Short exercise 1: In the passage on employer compliance inspections, reproduce the text starting with "Employers of foreign" and going on through "compliance here: https://www.cilf.ca/2025/05/08/amps/.".
Short exercise 2: According to the passage on employer compliance inspections, why does Canada's immigration legislation let the government inspect workplaces and require documentation?
Short exercise 3: Extend the passage on employer compliance inspections, picking up right after its final sentence.

Employers – Compliance Inspections Process and Broad Powers of Inspectors
Canada’s immigration legislation allows the government to inspect workplaces and require the provision of documentation to ensure that a foreign worker is provided with the pay and conditions that the employer said would be provided. This is applicable to both the Temporary Foreign Worker Program (“TFWP”), which requires a Labour Market Impact Assessment (“LMIA”), and the International Mobility Program (“IMP”), which is LMIA-exempt. Employment and Social Development Canada (“ESDC”) conducts inspections under the TFWP and Immigration, Refugees and Citizenship Canada (“IRCC”) conducts inspections under the IMP.
Employers of foreign workers under the TFWP and IMP are required to provide pay and conditions of work that are substantially the same but not less favourable than those stated in the application. These responsibilities are outlined in our post about employer compliance here: https://www.cilf.ca/2025/05/08/amps/.
Inspections can occur at any time during the six (6) years following the first day of the foreign worker’s employment period pursuant to a work permit.
Inspections can be triggered in three (3) ways:
- Random selection – approximately one (1) in four (4) employers will be randomly selected for inspection.

Extracted records:
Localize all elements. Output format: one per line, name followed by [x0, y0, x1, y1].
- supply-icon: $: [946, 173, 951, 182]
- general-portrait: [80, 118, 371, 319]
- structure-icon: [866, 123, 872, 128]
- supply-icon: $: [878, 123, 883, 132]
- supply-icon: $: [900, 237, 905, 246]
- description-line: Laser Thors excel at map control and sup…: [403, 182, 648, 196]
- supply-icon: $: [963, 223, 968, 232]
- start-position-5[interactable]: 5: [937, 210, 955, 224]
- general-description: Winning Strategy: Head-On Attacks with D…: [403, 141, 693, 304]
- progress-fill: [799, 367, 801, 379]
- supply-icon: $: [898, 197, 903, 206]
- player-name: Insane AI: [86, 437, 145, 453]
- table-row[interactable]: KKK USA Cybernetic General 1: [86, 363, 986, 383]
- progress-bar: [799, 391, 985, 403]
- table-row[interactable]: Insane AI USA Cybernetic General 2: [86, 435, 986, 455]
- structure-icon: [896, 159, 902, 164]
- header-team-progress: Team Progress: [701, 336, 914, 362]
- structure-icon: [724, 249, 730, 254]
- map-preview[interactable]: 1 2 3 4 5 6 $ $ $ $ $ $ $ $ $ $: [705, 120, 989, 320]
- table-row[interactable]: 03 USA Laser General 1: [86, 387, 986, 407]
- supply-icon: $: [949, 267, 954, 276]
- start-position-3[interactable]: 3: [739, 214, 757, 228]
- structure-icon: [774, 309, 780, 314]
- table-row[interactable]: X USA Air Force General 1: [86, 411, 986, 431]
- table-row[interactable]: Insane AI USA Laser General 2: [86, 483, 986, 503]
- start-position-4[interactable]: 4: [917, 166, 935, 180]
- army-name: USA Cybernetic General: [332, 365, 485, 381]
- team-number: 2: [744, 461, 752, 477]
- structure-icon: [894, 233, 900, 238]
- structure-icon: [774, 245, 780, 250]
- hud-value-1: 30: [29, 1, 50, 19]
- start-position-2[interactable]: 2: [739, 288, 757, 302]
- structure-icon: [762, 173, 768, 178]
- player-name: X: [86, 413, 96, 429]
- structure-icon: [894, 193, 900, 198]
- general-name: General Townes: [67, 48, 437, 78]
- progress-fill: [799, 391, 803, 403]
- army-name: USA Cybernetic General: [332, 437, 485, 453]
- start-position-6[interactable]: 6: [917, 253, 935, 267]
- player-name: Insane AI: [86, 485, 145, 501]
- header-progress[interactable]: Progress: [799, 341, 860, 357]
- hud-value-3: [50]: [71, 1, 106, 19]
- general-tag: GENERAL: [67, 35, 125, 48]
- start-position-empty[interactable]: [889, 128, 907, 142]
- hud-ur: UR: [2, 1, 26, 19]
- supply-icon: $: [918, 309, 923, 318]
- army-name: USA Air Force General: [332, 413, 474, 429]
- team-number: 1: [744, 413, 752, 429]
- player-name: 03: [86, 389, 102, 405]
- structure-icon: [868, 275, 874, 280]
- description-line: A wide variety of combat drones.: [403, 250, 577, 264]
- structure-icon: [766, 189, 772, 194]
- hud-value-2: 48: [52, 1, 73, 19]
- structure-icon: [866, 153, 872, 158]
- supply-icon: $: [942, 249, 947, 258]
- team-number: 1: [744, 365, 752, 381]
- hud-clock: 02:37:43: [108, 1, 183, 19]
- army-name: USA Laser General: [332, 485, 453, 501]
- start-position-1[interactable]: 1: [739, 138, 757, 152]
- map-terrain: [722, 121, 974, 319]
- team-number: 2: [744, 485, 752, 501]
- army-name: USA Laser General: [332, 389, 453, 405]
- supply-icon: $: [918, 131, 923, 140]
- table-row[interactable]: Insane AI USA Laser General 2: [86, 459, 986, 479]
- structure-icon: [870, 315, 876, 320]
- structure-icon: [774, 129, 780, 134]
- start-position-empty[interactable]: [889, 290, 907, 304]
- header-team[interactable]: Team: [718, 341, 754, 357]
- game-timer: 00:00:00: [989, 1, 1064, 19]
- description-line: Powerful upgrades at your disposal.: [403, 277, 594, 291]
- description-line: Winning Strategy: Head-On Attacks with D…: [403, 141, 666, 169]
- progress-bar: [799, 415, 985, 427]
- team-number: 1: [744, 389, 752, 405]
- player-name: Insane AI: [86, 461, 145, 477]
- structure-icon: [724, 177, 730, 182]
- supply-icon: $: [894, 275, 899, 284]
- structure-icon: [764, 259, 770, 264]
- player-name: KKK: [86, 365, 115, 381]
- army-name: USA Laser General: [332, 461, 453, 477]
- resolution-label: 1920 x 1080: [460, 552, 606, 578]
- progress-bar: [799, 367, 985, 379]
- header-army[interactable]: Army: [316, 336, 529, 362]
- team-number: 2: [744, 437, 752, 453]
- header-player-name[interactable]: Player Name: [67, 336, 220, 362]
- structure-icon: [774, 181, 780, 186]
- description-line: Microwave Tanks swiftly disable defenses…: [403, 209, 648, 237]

Task output 1:
Employers of foreign workers under the TFWP and IMP are required to provide pay and conditions of work that are substantially the same but not less favourable than those stated in the application. These responsibilities are outlined in our post about employer compliance here: https://www.cilf.ca/2025/05/08/amps/.

Task output 2: The legislation allows inspections and document requests to ensure that a foreign worker receives the pay and conditions that the employer said would be provided. This applies under both the Temporary Foreign Worker Program and the International Mobility Program.

Task output 3:
- If there is a reason to suspect non-compliance such as a complaint from an individual or a report in the media.
- If an employer has been non-compliant in the past.
For information about the documents an employer should keep for six (6) years in anticipation of an inspection, please see our post here: https://www.cilf.ca/2025/07/17/complianceinspections/.
Inspectors have very broad powers under the immigration legislation. For example, they are permitted to enter an employer’s property without a warrant to assess compliance.
Typically, an inspection is commenced by sending a notification to the employer that the company has been selected for inspection. The notification will list the documents that must be provided and may require specific actions that must be taken by the employer. The legislative authority providing the inspector with their powers and outlining the responsibilities of the employer will also be cited. A deadline to respond and provide the documents will be provided, which is usually two (2) weeks.
Inspections may only require the submission of documents, or they could involve on-site inspections. On-site inspections may result in consensual interviews with employees and the foreign worker(s). The Immigration and Refugee Protection Regulations (“IRPR”) provide inspectors the authority to perform audits without a warrant of locations where foreign workers are employed or provided housing accommodation. When the employment site is a dwelling-house, a warrant or employer consent is required. It is important to note that an employer may be non-compliant simply by not cooperating with inspectors, and/or not providing requested documentation.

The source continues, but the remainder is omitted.